▸ Task goal
Write out every entry precisely as given, leaving the pictures out.

»»

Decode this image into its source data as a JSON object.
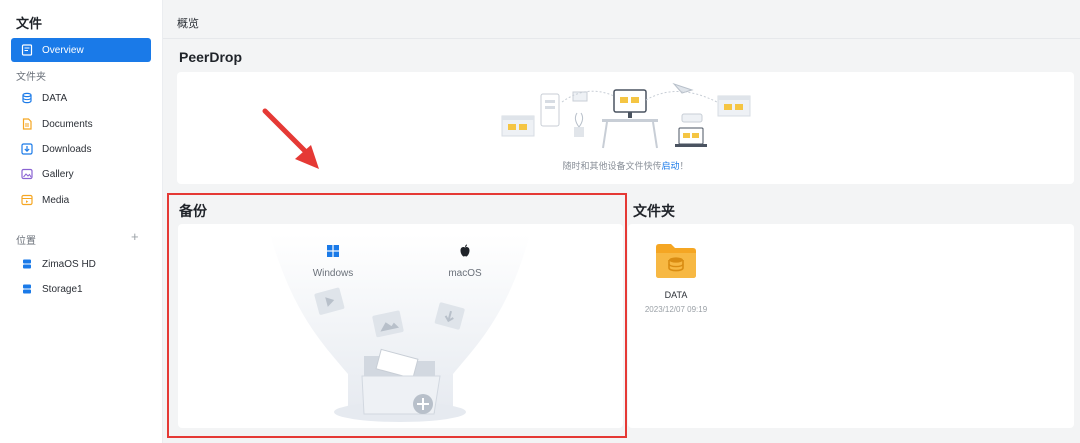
{
  "sidebar": {
    "title": "文件",
    "overview": "Overview",
    "folders_label": "文件夹",
    "folders": [
      "DATA",
      "Documents",
      "Downloads",
      "Gallery",
      "Media"
    ],
    "location_label": "位置",
    "add_icon": "+",
    "locations": [
      "ZimaOS HD",
      "Storage1"
    ]
  },
  "header": {
    "breadcrumb": "概览"
  },
  "peerdrop": {
    "title": "PeerDrop",
    "hint": "随时和其他设备文件快传",
    "link": "启动",
    "suffix": "！"
  },
  "backup": {
    "title": "备份",
    "os": [
      "Windows",
      "macOS"
    ]
  },
  "folders": {
    "title": "文件夹",
    "items": [
      {
        "name": "DATA",
        "date": "2023/12/07 09:19"
      }
    ]
  },
  "colors": {
    "accent": "#1a7ae8",
    "highlight": "#e53935",
    "folder": "#f5a623"
  }
}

««

▸ Output of the exercise
Decode this image into its source data as a JSON object.
{
  "sidebar": {
    "title": "文件",
    "overview": "Overview",
    "folders_label": "文件夹",
    "folders": [
      "DATA",
      "Documents",
      "Downloads",
      "Gallery",
      "Media"
    ],
    "location_label": "位置",
    "add_icon": "+",
    "locations": [
      "ZimaOS HD",
      "Storage1"
    ]
  },
  "header": {
    "breadcrumb": "概览"
  },
  "peerdrop": {
    "title": "PeerDrop",
    "hint": "随时和其他设备文件快传",
    "link": "启动",
    "suffix": "！"
  },
  "backup": {
    "title": "备份",
    "os": [
      "Windows",
      "macOS"
    ]
  },
  "folders": {
    "title": "文件夹",
    "items": [
      {
        "name": "DATA",
        "date": "2023/12/07 09:19"
      }
    ]
  },
  "colors": {
    "accent": "#1a7ae8",
    "highlight": "#e53935",
    "folder": "#f5a623"
  }
}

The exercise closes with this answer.